Data records:
________

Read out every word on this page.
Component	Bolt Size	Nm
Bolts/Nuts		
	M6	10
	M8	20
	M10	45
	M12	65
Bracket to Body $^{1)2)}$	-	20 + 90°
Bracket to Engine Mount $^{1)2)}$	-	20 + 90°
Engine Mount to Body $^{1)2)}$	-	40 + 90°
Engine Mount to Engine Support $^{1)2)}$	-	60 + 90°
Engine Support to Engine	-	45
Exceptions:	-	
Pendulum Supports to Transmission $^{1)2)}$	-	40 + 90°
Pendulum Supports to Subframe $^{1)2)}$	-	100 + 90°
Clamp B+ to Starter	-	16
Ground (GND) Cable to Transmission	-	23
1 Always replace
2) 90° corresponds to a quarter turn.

________

• [PROBLEM]: Only the number is required: the count of lines containing the word "Bracket".

• [REPLY]: 2